Give only the number of lines in the records below that contain the word "Gets".

▶ _Raw data_
=======

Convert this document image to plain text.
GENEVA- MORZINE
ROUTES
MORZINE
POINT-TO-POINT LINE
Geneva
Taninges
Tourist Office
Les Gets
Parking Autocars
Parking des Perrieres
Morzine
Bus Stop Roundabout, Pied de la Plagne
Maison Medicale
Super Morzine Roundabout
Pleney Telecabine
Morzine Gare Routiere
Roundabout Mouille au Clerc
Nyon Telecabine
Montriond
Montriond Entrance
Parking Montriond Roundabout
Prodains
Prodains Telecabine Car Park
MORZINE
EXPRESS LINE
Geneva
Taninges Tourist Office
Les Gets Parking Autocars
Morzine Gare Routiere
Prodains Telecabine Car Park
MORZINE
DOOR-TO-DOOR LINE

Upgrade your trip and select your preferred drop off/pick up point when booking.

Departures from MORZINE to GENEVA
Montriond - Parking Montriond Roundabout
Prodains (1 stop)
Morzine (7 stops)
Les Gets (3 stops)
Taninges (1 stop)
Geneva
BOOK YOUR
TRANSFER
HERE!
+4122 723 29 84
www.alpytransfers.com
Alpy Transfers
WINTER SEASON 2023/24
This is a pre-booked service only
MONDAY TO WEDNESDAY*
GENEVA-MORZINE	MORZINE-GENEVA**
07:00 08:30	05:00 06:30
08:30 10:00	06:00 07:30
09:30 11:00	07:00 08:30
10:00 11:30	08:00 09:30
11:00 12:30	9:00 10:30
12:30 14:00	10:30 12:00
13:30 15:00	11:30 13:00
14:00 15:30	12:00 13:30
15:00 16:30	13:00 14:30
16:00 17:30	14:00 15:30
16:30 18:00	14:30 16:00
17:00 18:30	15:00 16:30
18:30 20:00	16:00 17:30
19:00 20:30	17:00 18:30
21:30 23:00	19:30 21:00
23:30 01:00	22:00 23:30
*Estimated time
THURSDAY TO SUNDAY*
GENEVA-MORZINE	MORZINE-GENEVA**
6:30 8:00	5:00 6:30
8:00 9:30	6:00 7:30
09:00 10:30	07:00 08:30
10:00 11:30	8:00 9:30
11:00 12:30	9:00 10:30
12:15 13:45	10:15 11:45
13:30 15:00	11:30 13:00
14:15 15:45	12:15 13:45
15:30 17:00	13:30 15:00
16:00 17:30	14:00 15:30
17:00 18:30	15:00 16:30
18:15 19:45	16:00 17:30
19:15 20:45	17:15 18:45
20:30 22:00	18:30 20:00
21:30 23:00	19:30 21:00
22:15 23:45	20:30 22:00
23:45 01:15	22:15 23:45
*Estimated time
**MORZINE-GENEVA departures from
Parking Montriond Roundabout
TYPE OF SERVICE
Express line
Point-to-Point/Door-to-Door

=======

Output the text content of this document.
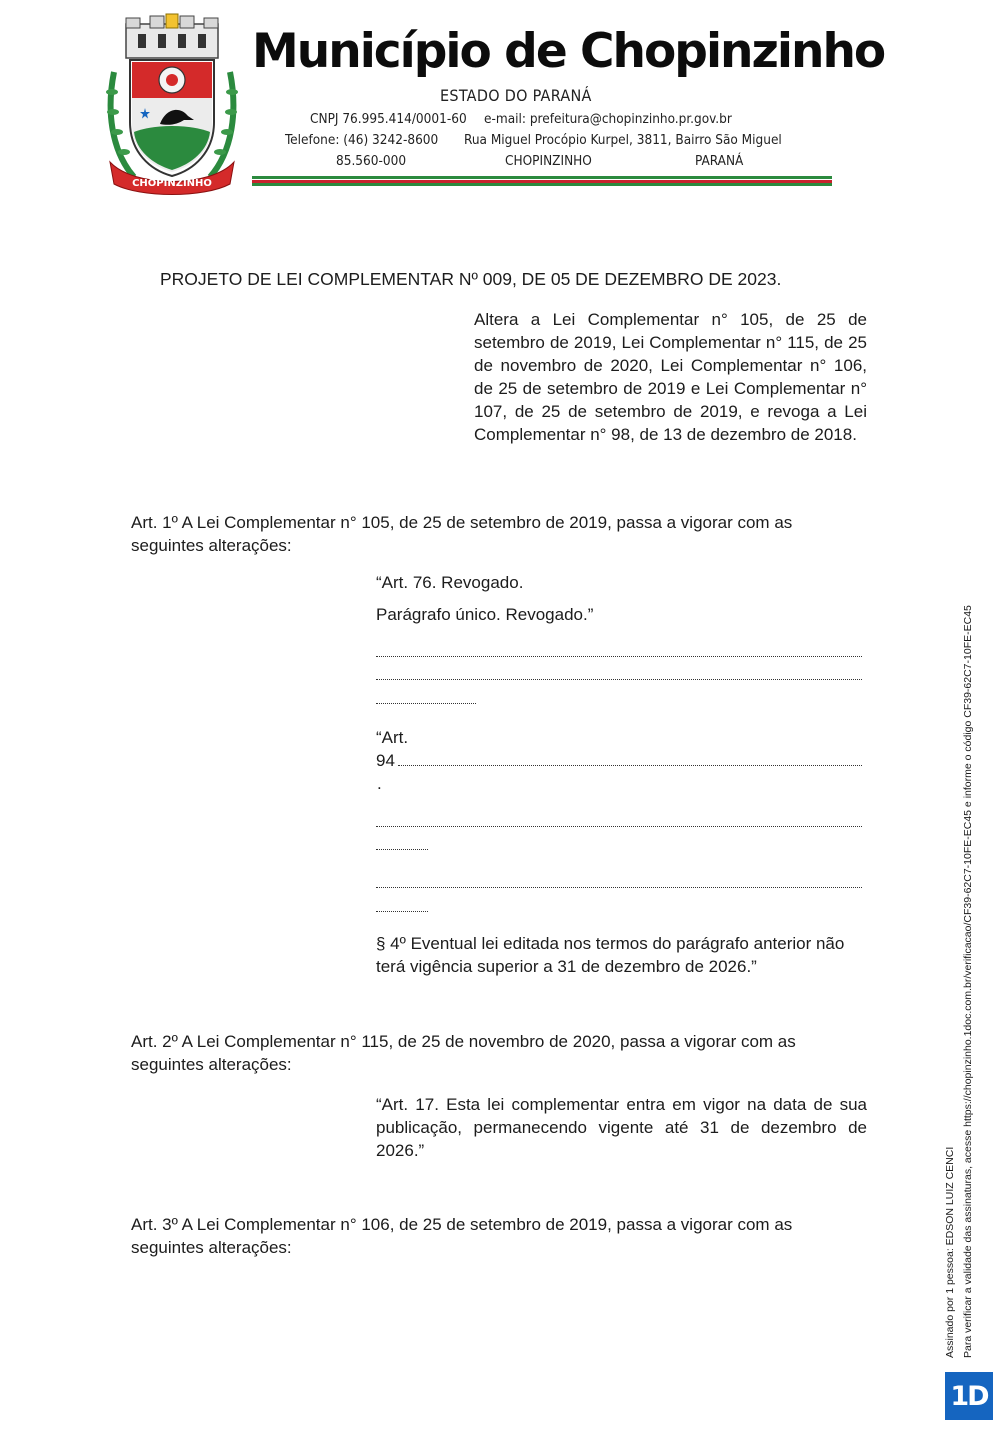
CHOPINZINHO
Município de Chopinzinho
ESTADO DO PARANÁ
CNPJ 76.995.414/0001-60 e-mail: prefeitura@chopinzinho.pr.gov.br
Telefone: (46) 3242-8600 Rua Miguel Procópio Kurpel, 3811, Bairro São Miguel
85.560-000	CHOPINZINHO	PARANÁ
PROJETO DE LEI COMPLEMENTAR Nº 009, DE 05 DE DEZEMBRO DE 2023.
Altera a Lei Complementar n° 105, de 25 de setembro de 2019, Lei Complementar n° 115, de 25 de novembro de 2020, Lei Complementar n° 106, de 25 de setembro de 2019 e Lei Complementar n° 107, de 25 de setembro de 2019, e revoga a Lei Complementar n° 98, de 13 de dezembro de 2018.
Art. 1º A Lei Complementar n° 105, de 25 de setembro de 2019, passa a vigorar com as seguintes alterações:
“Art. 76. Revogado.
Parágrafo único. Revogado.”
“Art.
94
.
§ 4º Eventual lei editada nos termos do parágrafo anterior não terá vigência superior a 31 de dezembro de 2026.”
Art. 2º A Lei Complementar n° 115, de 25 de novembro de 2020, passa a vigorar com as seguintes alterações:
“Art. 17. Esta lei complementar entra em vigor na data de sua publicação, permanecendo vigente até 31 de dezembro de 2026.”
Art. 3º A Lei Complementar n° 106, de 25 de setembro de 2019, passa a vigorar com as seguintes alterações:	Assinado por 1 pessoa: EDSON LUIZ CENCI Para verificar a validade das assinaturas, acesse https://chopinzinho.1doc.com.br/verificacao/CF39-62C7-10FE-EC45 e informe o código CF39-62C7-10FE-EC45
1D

=======

▶ _Final answer_
3